▸ PROBLEM DETAILS
Only the pictures stay out; every record is to be quoted exactly.

▸ MATERIAL FOR THE TASK
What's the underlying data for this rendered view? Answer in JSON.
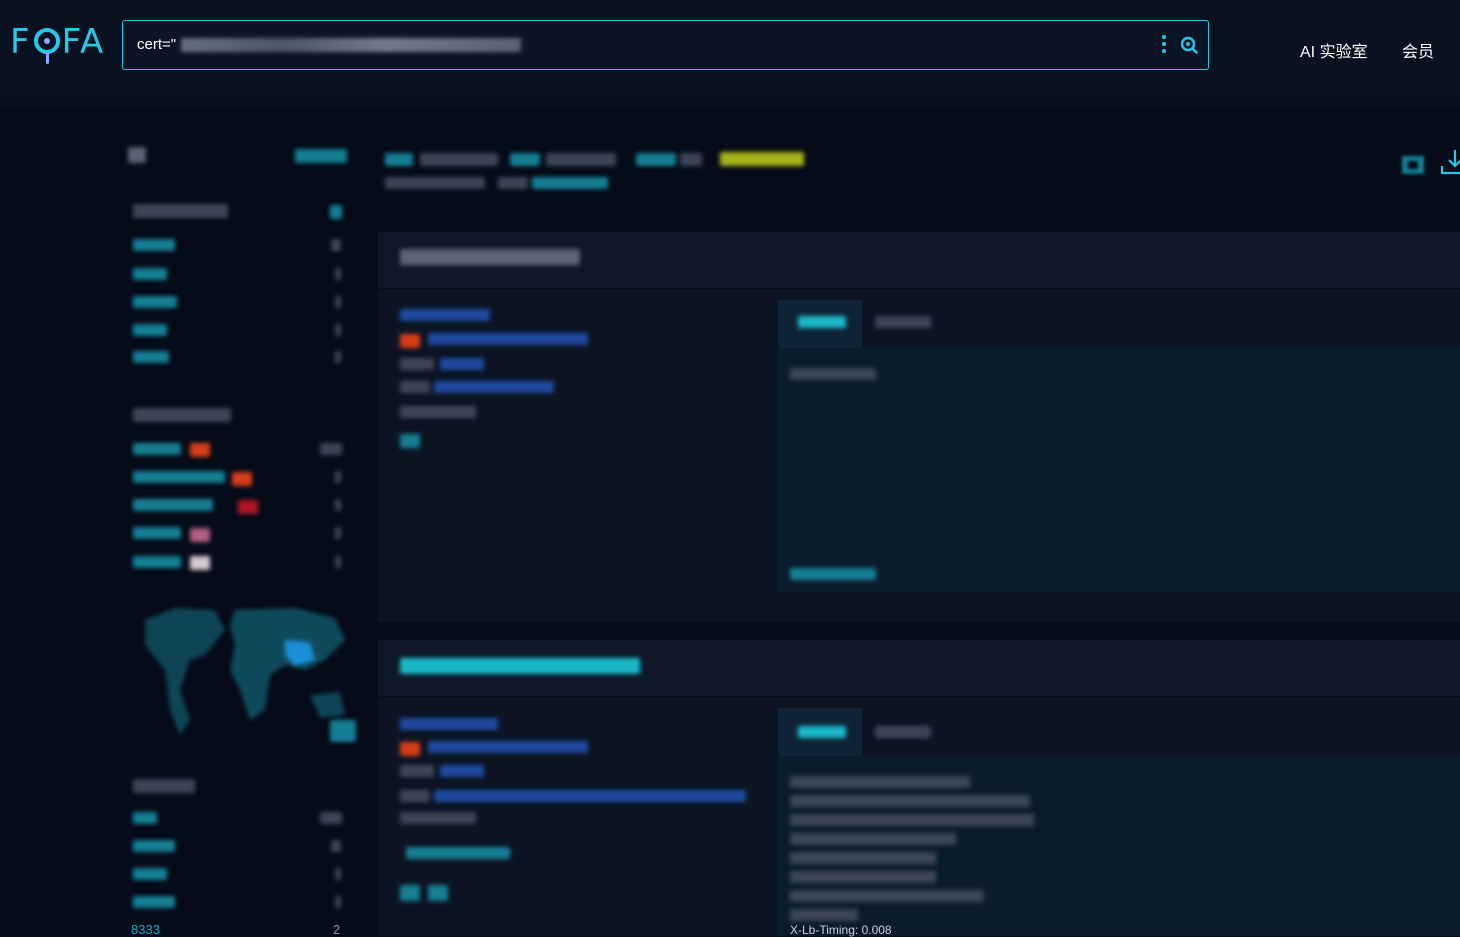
{
  "app": {
    "logo": "FOFA"
  },
  "search": {
    "query_prefix": "cert=\""
  },
  "nav": {
    "ai_lab": "AI 实验室",
    "member": "会员"
  },
  "sidebar": {
    "bottom_item_label": "8333",
    "bottom_item_count": "2"
  },
  "result": {
    "visible_header_text": "X-Lb-Timing: 0.008"
  },
  "icons": [
    "more-vertical-icon",
    "search-icon",
    "settings-icon",
    "download-icon",
    "world-map"
  ],
  "colors": {
    "accent": "#28c6e3",
    "background": "#050b18",
    "topbar": "#0a1222",
    "card": "#0c1424",
    "highlight": "#a8b21a"
  }
}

▸ EXERCISE OUTPUT
What's the underlying data for this rendered view? Answer in JSON.
{
  "app": {
    "logo": "FOFA"
  },
  "search": {
    "query_prefix": "cert=\""
  },
  "nav": {
    "ai_lab": "AI 实验室",
    "member": "会员"
  },
  "sidebar": {
    "bottom_item_label": "8333",
    "bottom_item_count": "2"
  },
  "result": {
    "visible_header_text": "X-Lb-Timing: 0.008"
  },
  "icons": [
    "more-vertical-icon",
    "search-icon",
    "settings-icon",
    "download-icon",
    "world-map"
  ],
  "colors": {
    "accent": "#28c6e3",
    "background": "#050b18",
    "topbar": "#0a1222",
    "card": "#0c1424",
    "highlight": "#a8b21a"
  }
}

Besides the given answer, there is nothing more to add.